### OBJECTIVE
Note how many lines in the entries contain the string "的电压表", then give that number and nothing else.

— Start —

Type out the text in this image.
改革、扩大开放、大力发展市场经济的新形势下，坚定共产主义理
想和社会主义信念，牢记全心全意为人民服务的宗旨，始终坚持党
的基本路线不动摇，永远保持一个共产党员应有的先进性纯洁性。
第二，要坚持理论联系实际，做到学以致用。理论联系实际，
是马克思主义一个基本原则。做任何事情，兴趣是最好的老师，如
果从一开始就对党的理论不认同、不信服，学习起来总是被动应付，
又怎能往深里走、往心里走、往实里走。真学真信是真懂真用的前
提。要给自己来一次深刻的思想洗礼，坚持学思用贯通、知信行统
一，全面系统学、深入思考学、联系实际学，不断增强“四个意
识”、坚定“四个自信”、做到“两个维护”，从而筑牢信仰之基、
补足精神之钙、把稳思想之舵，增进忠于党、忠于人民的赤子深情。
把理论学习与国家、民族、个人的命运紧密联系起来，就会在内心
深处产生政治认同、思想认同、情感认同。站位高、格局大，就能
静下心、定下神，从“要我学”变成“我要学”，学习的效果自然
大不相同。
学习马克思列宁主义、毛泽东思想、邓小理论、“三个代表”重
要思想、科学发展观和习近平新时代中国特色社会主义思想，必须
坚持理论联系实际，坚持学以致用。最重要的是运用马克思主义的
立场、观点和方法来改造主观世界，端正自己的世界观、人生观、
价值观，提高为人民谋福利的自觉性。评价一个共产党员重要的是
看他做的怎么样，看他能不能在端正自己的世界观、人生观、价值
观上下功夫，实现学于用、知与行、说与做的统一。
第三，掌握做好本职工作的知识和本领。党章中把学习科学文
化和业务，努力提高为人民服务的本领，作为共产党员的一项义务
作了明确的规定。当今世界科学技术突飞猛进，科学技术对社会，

— End —
— Start —

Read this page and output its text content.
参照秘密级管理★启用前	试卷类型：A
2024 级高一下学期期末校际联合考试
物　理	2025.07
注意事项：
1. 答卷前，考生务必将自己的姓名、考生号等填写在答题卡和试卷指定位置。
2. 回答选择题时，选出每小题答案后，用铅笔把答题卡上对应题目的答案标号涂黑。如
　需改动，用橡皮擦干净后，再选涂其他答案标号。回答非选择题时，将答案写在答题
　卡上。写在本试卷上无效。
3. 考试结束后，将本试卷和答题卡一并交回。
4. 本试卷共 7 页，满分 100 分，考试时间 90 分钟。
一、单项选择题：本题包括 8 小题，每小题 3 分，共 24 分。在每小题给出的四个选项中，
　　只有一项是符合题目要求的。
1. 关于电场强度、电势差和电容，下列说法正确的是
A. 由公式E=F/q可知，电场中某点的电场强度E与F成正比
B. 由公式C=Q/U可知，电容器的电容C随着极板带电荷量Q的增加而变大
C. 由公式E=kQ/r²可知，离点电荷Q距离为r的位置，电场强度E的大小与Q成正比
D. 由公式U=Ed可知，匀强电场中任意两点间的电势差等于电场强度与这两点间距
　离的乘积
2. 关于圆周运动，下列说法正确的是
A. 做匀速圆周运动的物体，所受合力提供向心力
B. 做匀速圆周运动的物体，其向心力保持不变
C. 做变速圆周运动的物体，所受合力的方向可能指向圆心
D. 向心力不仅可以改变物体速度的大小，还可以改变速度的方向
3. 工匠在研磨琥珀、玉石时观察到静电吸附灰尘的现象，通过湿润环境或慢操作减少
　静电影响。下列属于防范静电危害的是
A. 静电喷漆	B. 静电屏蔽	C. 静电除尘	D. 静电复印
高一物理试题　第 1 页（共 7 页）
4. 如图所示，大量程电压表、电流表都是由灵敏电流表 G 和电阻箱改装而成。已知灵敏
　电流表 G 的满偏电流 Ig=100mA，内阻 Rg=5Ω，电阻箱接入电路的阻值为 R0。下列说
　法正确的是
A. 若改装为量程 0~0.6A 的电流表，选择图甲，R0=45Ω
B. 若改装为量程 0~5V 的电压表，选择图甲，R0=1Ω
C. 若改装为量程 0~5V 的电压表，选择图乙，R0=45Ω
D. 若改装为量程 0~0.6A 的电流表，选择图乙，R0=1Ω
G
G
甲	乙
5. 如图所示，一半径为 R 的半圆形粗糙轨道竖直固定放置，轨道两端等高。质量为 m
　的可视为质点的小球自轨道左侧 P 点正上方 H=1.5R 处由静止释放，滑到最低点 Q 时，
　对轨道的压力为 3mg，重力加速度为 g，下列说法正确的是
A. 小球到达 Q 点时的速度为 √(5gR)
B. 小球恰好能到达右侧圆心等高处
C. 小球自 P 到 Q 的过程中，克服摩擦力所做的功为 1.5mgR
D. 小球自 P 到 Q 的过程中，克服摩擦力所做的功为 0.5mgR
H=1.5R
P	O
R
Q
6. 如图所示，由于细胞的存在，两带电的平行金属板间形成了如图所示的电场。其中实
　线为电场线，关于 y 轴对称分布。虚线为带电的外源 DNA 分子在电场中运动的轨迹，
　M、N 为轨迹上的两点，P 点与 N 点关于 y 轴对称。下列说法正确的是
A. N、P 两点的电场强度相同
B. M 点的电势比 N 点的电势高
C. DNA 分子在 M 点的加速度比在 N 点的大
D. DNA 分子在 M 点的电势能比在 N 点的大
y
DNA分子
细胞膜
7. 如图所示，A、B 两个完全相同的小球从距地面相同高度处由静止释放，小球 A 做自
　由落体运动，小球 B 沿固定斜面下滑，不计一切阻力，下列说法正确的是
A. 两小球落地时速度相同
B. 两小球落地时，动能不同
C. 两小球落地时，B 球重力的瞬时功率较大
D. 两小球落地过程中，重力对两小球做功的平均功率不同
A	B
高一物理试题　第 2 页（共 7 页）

— End —

### COMPLETE ANSWER
2